» **Task prompt**
Reproduce every entry exactly.

* * *

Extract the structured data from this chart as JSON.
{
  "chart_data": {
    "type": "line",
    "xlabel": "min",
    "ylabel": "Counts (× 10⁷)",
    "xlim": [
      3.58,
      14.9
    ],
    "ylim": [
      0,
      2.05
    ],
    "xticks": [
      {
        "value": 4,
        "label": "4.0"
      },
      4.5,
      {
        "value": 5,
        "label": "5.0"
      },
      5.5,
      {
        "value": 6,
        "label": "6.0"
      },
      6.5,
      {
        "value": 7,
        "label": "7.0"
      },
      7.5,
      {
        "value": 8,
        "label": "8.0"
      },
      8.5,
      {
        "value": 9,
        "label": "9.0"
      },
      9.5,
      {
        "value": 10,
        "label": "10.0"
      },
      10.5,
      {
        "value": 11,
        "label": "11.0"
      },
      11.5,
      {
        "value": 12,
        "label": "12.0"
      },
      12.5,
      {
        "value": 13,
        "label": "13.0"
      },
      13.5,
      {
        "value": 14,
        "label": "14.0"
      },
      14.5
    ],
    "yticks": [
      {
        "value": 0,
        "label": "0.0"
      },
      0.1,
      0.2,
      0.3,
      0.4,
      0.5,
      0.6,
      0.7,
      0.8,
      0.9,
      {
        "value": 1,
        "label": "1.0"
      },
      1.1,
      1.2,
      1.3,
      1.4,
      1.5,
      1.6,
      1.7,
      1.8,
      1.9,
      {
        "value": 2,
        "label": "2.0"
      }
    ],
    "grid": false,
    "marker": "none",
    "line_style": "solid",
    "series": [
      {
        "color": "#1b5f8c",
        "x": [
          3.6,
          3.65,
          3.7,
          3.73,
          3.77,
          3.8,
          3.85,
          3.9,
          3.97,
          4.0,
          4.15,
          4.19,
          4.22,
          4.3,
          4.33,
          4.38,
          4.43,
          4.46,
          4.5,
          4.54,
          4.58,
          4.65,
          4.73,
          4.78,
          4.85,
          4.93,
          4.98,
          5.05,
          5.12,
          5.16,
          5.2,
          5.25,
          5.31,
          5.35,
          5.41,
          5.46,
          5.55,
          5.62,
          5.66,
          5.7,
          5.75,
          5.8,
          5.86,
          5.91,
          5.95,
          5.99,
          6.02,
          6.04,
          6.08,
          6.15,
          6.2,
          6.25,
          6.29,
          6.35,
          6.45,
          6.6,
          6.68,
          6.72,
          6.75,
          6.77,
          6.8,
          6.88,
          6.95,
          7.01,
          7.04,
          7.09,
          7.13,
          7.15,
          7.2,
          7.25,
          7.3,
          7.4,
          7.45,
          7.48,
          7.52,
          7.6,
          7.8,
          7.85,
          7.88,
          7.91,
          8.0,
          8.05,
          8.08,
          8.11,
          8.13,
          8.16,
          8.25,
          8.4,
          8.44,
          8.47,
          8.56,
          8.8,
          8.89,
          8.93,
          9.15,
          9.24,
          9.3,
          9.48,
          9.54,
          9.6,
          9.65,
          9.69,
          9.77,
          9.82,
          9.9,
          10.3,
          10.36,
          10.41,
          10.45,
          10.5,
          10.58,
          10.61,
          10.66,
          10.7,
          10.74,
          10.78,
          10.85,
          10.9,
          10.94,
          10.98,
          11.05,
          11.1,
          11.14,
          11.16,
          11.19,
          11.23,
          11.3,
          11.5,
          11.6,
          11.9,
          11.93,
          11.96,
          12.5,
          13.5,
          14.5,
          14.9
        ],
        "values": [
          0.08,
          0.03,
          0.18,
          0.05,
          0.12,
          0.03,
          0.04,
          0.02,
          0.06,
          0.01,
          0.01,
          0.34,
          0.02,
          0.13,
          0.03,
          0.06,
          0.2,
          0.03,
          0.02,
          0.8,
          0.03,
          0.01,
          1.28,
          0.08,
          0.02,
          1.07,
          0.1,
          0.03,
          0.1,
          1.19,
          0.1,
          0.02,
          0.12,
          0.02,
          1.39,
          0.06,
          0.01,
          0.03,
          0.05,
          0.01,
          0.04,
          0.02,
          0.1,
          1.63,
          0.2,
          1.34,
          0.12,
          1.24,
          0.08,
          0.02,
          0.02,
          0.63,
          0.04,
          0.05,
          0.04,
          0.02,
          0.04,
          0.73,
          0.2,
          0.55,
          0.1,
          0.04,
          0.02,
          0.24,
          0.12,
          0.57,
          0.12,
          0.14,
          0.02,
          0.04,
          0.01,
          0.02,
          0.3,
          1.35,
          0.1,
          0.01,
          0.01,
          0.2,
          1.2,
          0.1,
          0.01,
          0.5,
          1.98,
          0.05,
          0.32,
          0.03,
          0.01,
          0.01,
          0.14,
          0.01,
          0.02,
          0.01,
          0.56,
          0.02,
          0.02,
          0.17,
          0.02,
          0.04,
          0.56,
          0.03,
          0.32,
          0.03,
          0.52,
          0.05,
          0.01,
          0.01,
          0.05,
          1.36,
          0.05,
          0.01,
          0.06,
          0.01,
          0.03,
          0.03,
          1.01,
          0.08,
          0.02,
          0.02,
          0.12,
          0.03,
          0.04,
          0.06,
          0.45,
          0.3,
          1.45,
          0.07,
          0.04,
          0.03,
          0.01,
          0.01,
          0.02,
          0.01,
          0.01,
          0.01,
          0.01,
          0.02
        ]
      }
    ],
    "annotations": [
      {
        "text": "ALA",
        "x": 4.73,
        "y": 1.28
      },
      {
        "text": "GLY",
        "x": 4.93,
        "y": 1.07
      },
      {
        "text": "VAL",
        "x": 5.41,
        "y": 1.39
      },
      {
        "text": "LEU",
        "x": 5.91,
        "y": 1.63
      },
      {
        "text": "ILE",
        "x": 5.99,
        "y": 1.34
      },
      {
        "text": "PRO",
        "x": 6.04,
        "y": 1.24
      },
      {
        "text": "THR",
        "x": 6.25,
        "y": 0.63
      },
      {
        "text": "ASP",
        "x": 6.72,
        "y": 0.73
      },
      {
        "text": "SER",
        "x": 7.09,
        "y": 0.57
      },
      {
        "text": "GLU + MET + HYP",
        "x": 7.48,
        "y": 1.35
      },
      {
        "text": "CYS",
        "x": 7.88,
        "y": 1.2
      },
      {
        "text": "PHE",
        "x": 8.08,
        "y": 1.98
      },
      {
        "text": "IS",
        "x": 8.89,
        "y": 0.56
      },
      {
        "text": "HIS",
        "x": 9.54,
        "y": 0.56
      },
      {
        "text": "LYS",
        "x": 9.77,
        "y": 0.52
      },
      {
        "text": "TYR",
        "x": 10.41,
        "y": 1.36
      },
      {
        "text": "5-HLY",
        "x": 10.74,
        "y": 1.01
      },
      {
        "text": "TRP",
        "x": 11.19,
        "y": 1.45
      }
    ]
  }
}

* * *

» **Answer to this exercise**
Extract the structured data from this chart as JSON.
{
  "chart_data": {
    "type": "line",
    "xlabel": "min",
    "ylabel": "Counts (× 10⁷)",
    "xlim": [
      3.58,
      14.9
    ],
    "ylim": [
      0,
      2.05
    ],
    "xticks": [
      {
        "value": 4,
        "label": "4.0"
      },
      4.5,
      {
        "value": 5,
        "label": "5.0"
      },
      5.5,
      {
        "value": 6,
        "label": "6.0"
      },
      6.5,
      {
        "value": 7,
        "label": "7.0"
      },
      7.5,
      {
        "value": 8,
        "label": "8.0"
      },
      8.5,
      {
        "value": 9,
        "label": "9.0"
      },
      9.5,
      {
        "value": 10,
        "label": "10.0"
      },
      10.5,
      {
        "value": 11,
        "label": "11.0"
      },
      11.5,
      {
        "value": 12,
        "label": "12.0"
      },
      12.5,
      {
        "value": 13,
        "label": "13.0"
      },
      13.5,
      {
        "value": 14,
        "label": "14.0"
      },
      14.5
    ],
    "yticks": [
      {
        "value": 0,
        "label": "0.0"
      },
      0.1,
      0.2,
      0.3,
      0.4,
      0.5,
      0.6,
      0.7,
      0.8,
      0.9,
      {
        "value": 1,
        "label": "1.0"
      },
      1.1,
      1.2,
      1.3,
      1.4,
      1.5,
      1.6,
      1.7,
      1.8,
      1.9,
      {
        "value": 2,
        "label": "2.0"
      }
    ],
    "grid": false,
    "marker": "none",
    "line_style": "solid",
    "series": [
      {
        "color": "#1b5f8c",
        "x": [
          3.6,
          3.65,
          3.7,
          3.73,
          3.77,
          3.8,
          3.85,
          3.9,
          3.97,
          4.0,
          4.15,
          4.19,
          4.22,
          4.3,
          4.33,
          4.38,
          4.43,
          4.46,
          4.5,
          4.54,
          4.58,
          4.65,
          4.73,
          4.78,
          4.85,
          4.93,
          4.98,
          5.05,
          5.12,
          5.16,
          5.2,
          5.25,
          5.31,
          5.35,
          5.41,
          5.46,
          5.55,
          5.62,
          5.66,
          5.7,
          5.75,
          5.8,
          5.86,
          5.91,
          5.95,
          5.99,
          6.02,
          6.04,
          6.08,
          6.15,
          6.2,
          6.25,
          6.29,
          6.35,
          6.45,
          6.6,
          6.68,
          6.72,
          6.75,
          6.77,
          6.8,
          6.88,
          6.95,
          7.01,
          7.04,
          7.09,
          7.13,
          7.15,
          7.2,
          7.25,
          7.3,
          7.4,
          7.45,
          7.48,
          7.52,
          7.6,
          7.8,
          7.85,
          7.88,
          7.91,
          8.0,
          8.05,
          8.08,
          8.11,
          8.13,
          8.16,
          8.25,
          8.4,
          8.44,
          8.47,
          8.56,
          8.8,
          8.89,
          8.93,
          9.15,
          9.24,
          9.3,
          9.48,
          9.54,
          9.6,
          9.65,
          9.69,
          9.77,
          9.82,
          9.9,
          10.3,
          10.36,
          10.41,
          10.45,
          10.5,
          10.58,
          10.61,
          10.66,
          10.7,
          10.74,
          10.78,
          10.85,
          10.9,
          10.94,
          10.98,
          11.05,
          11.1,
          11.14,
          11.16,
          11.19,
          11.23,
          11.3,
          11.5,
          11.6,
          11.9,
          11.93,
          11.96,
          12.5,
          13.5,
          14.5,
          14.9
        ],
        "values": [
          0.08,
          0.03,
          0.18,
          0.05,
          0.12,
          0.03,
          0.04,
          0.02,
          0.06,
          0.01,
          0.01,
          0.34,
          0.02,
          0.13,
          0.03,
          0.06,
          0.2,
          0.03,
          0.02,
          0.8,
          0.03,
          0.01,
          1.28,
          0.08,
          0.02,
          1.07,
          0.1,
          0.03,
          0.1,
          1.19,
          0.1,
          0.02,
          0.12,
          0.02,
          1.39,
          0.06,
          0.01,
          0.03,
          0.05,
          0.01,
          0.04,
          0.02,
          0.1,
          1.63,
          0.2,
          1.34,
          0.12,
          1.24,
          0.08,
          0.02,
          0.02,
          0.63,
          0.04,
          0.05,
          0.04,
          0.02,
          0.04,
          0.73,
          0.2,
          0.55,
          0.1,
          0.04,
          0.02,
          0.24,
          0.12,
          0.57,
          0.12,
          0.14,
          0.02,
          0.04,
          0.01,
          0.02,
          0.3,
          1.35,
          0.1,
          0.01,
          0.01,
          0.2,
          1.2,
          0.1,
          0.01,
          0.5,
          1.98,
          0.05,
          0.32,
          0.03,
          0.01,
          0.01,
          0.14,
          0.01,
          0.02,
          0.01,
          0.56,
          0.02,
          0.02,
          0.17,
          0.02,
          0.04,
          0.56,
          0.03,
          0.32,
          0.03,
          0.52,
          0.05,
          0.01,
          0.01,
          0.05,
          1.36,
          0.05,
          0.01,
          0.06,
          0.01,
          0.03,
          0.03,
          1.01,
          0.08,
          0.02,
          0.02,
          0.12,
          0.03,
          0.04,
          0.06,
          0.45,
          0.3,
          1.45,
          0.07,
          0.04,
          0.03,
          0.01,
          0.01,
          0.02,
          0.01,
          0.01,
          0.01,
          0.01,
          0.02
        ]
      }
    ],
    "annotations": [
      {
        "text": "ALA",
        "x": 4.73,
        "y": 1.28
      },
      {
        "text": "GLY",
        "x": 4.93,
        "y": 1.07
      },
      {
        "text": "VAL",
        "x": 5.41,
        "y": 1.39
      },
      {
        "text": "LEU",
        "x": 5.91,
        "y": 1.63
      },
      {
        "text": "ILE",
        "x": 5.99,
        "y": 1.34
      },
      {
        "text": "PRO",
        "x": 6.04,
        "y": 1.24
      },
      {
        "text": "THR",
        "x": 6.25,
        "y": 0.63
      },
      {
        "text": "ASP",
        "x": 6.72,
        "y": 0.73
      },
      {
        "text": "SER",
        "x": 7.09,
        "y": 0.57
      },
      {
        "text": "GLU + MET + HYP",
        "x": 7.48,
        "y": 1.35
      },
      {
        "text": "CYS",
        "x": 7.88,
        "y": 1.2
      },
      {
        "text": "PHE",
        "x": 8.08,
        "y": 1.98
      },
      {
        "text": "IS",
        "x": 8.89,
        "y": 0.56
      },
      {
        "text": "HIS",
        "x": 9.54,
        "y": 0.56
      },
      {
        "text": "LYS",
        "x": 9.77,
        "y": 0.52
      },
      {
        "text": "TYR",
        "x": 10.41,
        "y": 1.36
      },
      {
        "text": "5-HLY",
        "x": 10.74,
        "y": 1.01
      },
      {
        "text": "TRP",
        "x": 11.19,
        "y": 1.45
      }
    ]
  }
}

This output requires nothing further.